» **Brief**
Lines that contain the string "something" are to be copied; leave out all others.

» **Data extract**

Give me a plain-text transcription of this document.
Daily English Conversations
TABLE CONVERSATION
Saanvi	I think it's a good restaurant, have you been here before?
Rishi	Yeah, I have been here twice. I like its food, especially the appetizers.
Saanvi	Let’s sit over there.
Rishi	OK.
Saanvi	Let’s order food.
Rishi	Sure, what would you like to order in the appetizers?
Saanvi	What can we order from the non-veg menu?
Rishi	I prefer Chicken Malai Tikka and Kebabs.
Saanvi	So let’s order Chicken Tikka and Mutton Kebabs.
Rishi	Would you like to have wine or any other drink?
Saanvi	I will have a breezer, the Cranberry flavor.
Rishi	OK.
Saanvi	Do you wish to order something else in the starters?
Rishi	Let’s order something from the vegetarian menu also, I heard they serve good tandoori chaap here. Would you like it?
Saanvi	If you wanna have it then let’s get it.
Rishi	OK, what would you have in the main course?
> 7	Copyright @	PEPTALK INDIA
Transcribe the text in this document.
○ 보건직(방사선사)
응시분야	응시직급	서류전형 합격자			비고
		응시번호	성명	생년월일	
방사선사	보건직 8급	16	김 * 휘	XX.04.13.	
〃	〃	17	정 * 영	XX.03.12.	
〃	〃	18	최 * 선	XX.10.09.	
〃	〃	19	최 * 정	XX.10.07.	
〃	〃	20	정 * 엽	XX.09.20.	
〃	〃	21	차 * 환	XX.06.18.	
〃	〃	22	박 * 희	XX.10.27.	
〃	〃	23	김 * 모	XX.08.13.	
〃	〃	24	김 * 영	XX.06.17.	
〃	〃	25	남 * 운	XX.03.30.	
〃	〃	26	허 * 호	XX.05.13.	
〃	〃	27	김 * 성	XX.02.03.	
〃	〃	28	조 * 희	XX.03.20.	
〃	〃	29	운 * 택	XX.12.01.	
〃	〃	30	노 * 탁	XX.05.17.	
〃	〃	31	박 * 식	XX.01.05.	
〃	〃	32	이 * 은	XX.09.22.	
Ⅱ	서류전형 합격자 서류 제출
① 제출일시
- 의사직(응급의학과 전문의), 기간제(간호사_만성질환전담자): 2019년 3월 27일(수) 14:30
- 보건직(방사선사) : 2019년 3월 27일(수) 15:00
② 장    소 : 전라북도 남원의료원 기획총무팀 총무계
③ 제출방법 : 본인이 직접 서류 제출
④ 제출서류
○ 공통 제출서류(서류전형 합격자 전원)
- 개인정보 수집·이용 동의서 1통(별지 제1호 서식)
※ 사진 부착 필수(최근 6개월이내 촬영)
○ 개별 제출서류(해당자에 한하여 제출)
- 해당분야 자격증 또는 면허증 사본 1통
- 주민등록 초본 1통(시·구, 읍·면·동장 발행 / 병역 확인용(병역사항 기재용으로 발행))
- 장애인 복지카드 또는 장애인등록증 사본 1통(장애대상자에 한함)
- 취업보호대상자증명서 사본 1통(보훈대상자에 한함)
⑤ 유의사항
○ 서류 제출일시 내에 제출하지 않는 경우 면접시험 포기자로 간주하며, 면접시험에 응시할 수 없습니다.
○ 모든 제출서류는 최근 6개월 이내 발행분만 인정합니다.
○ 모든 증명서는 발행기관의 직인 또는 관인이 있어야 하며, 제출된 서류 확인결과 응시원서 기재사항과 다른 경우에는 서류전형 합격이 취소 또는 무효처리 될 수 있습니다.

» **Correct output**
Saanvi	Do you wish to order something else in the starters?
Rishi	Let’s order something from the vegetarian menu also, I heard they serve good tandoori chaap here. Would you like it?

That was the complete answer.